Saved entries

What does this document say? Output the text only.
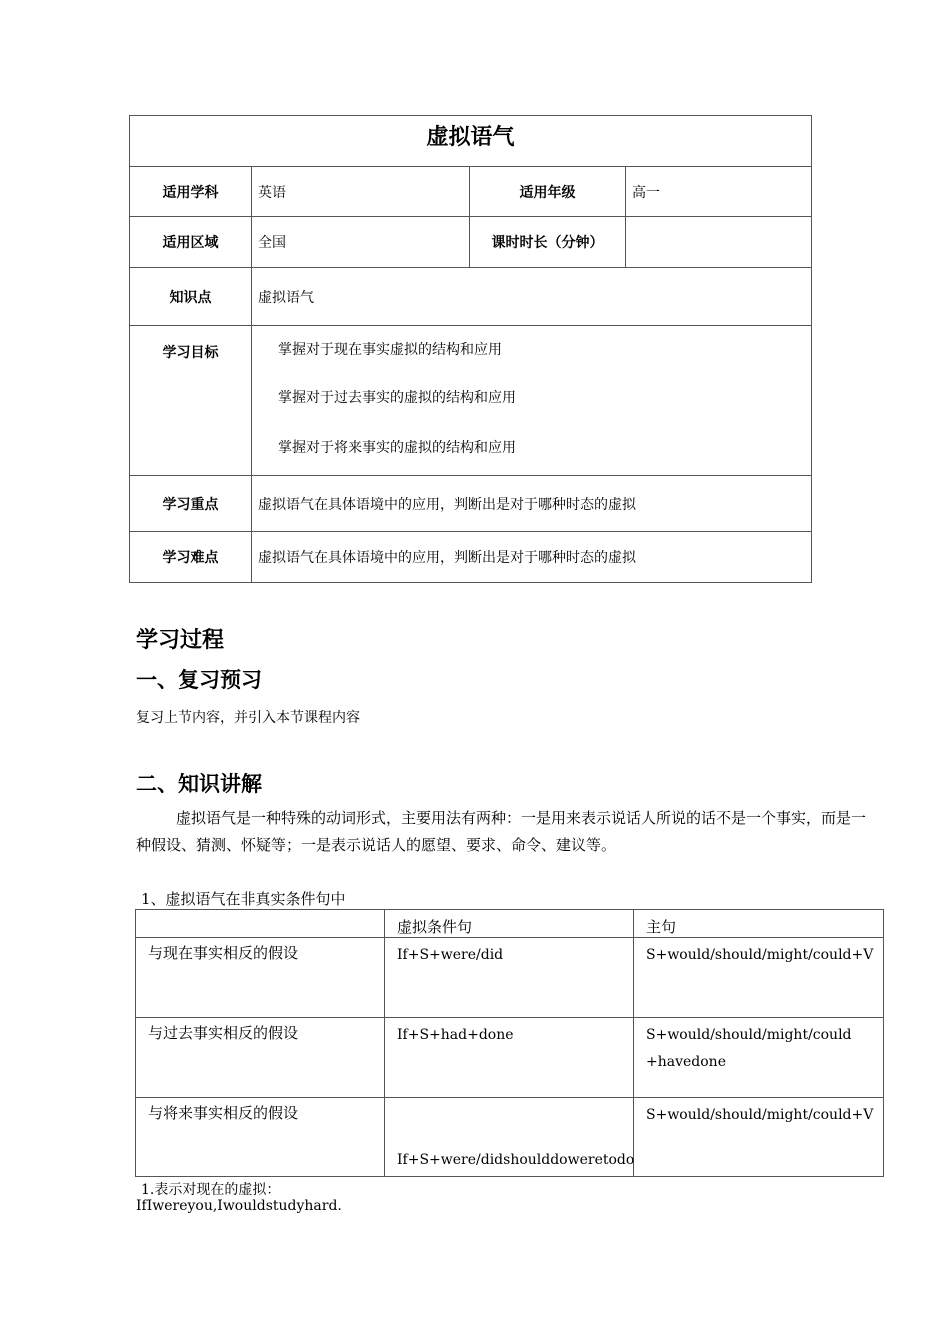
虚拟语气			
适用学科	英语	适用年级	高一
适用区域	全国	课时时长（分钟）	
知识点	虚拟语气		
学习目标	掌握对于现在事实虚拟的结构和应用
掌握对于过去事实的虚拟的结构和应用
掌握对于将来事实的虚拟的结构和应用		

学习重点	虚拟语气在具体语境中的应用，判断出是对于哪种时态的虚拟		
学习难点	虚拟语气在具体语境中的应用，判断出是对于哪种时态的虚拟		
学习过程
一、复习预习
复习上节内容，并引入本节课程内容
二、知识讲解
虚拟语气是一种特殊的动词形式，主要用法有两种：一是用来表示说话人所说的话不是一个事实，而是一种假设、猜测、怀疑等；一是表示说话人的愿望、要求、命令、建议等。
1、虚拟语气在非真实条件句中
	虚拟条件句	主句
与现在事实相反的假设	If+S+were/did	S+would/should/might/could+V
与过去事实相反的假设	If+S+had+done	S+would/should/might/could +havedone
与将来事实相反的假设	If+S+were/didshoulddoweretodo	S+would/should/might/could+V
1.表示对现在的虚拟：
IfIwereyou,Iwouldstudyhard.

▶ Exercise brief:
Find each line in the records holding the string "判断出是对于哪种时态的虚拟" and show it.

▶ Complete output:
学习重点	虚拟语气在具体语境中的应用，判断出是对于哪种时态的虚拟		
学习难点	虚拟语气在具体语境中的应用，判断出是对于哪种时态的虚拟		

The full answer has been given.